▶ Records for this task

◆ ◆ ◆ ◆ ◆ ◆ ◆

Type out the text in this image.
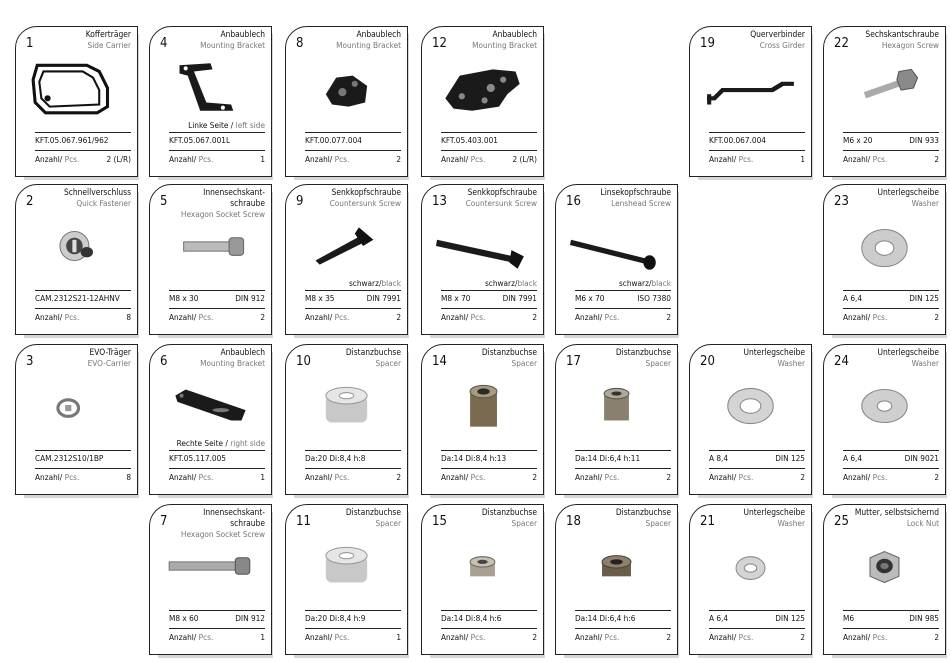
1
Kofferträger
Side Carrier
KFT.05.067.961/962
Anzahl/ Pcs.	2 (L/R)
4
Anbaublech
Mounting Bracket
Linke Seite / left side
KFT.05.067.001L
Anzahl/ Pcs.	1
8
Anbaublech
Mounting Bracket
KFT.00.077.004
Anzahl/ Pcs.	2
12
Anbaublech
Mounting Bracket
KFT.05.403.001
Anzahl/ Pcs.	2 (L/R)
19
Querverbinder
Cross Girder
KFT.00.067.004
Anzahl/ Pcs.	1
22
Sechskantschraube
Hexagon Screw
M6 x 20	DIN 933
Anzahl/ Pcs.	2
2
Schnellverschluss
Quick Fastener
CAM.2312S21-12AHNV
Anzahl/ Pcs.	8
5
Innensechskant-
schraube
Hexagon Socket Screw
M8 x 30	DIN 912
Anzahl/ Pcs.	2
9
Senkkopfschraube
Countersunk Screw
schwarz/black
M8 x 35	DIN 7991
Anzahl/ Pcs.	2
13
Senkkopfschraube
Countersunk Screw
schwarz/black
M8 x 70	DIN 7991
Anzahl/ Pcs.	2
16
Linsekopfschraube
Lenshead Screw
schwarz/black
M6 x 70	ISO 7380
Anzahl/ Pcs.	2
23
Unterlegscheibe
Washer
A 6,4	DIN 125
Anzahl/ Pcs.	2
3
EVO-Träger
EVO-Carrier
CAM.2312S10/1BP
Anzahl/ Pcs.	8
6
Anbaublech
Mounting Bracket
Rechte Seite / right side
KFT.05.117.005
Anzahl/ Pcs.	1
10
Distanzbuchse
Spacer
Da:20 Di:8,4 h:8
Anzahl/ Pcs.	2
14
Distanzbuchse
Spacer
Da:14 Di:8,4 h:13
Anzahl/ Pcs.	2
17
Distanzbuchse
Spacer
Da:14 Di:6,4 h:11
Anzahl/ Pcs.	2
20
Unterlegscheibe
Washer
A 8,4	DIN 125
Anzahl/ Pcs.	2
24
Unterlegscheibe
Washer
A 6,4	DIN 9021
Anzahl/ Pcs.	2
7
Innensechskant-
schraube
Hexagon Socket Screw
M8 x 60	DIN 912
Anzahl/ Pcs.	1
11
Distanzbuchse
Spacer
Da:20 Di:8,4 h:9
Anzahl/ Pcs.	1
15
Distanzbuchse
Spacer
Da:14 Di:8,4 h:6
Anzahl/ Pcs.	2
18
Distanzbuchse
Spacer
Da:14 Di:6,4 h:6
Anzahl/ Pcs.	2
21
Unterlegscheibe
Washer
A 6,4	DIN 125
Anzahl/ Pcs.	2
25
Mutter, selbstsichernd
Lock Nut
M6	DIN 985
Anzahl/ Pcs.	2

◆ ◆ ◆ ◆ ◆ ◆ ◆

▶ Goal
Reproduce the records above exactly, leaving out every picture they contain.

▶ Result of the task
Type out the text in this image.
1
Kofferträger
Side Carrier
KFT.05.067.961/962
Anzahl/ Pcs.	2 (L/R)
4
Anbaublech
Mounting Bracket
Linke Seite / left side
KFT.05.067.001L
Anzahl/ Pcs.	1
8
Anbaublech
Mounting Bracket
KFT.00.077.004
Anzahl/ Pcs.	2
12
Anbaublech
Mounting Bracket
KFT.05.403.001
Anzahl/ Pcs.	2 (L/R)
19
Querverbinder
Cross Girder
KFT.00.067.004
Anzahl/ Pcs.	1
22
Sechskantschraube
Hexagon Screw
M6 x 20	DIN 933
Anzahl/ Pcs.	2
2
Schnellverschluss
Quick Fastener
CAM.2312S21-12AHNV
Anzahl/ Pcs.	8
5
Innensechskant-
schraube
Hexagon Socket Screw
M8 x 30	DIN 912
Anzahl/ Pcs.	2
9
Senkkopfschraube
Countersunk Screw
schwarz/black
M8 x 35	DIN 7991
Anzahl/ Pcs.	2
13
Senkkopfschraube
Countersunk Screw
schwarz/black
M8 x 70	DIN 7991
Anzahl/ Pcs.	2
16
Linsekopfschraube
Lenshead Screw
schwarz/black
M6 x 70	ISO 7380
Anzahl/ Pcs.	2
23
Unterlegscheibe
Washer
A 6,4	DIN 125
Anzahl/ Pcs.	2
3
EVO-Träger
EVO-Carrier
CAM.2312S10/1BP
Anzahl/ Pcs.	8
6
Anbaublech
Mounting Bracket
Rechte Seite / right side
KFT.05.117.005
Anzahl/ Pcs.	1
10
Distanzbuchse
Spacer
Da:20 Di:8,4 h:8
Anzahl/ Pcs.	2
14
Distanzbuchse
Spacer
Da:14 Di:8,4 h:13
Anzahl/ Pcs.	2
17
Distanzbuchse
Spacer
Da:14 Di:6,4 h:11
Anzahl/ Pcs.	2
20
Unterlegscheibe
Washer
A 8,4	DIN 125
Anzahl/ Pcs.	2
24
Unterlegscheibe
Washer
A 6,4	DIN 9021
Anzahl/ Pcs.	2
7
Innensechskant-
schraube
Hexagon Socket Screw
M8 x 60	DIN 912
Anzahl/ Pcs.	1
11
Distanzbuchse
Spacer
Da:20 Di:8,4 h:9
Anzahl/ Pcs.	1
15
Distanzbuchse
Spacer
Da:14 Di:8,4 h:6
Anzahl/ Pcs.	2
18
Distanzbuchse
Spacer
Da:14 Di:6,4 h:6
Anzahl/ Pcs.	2
21
Unterlegscheibe
Washer
A 6,4	DIN 125
Anzahl/ Pcs.	2
25
Mutter, selbstsichernd
Lock Nut
M6	DIN 985
Anzahl/ Pcs.	2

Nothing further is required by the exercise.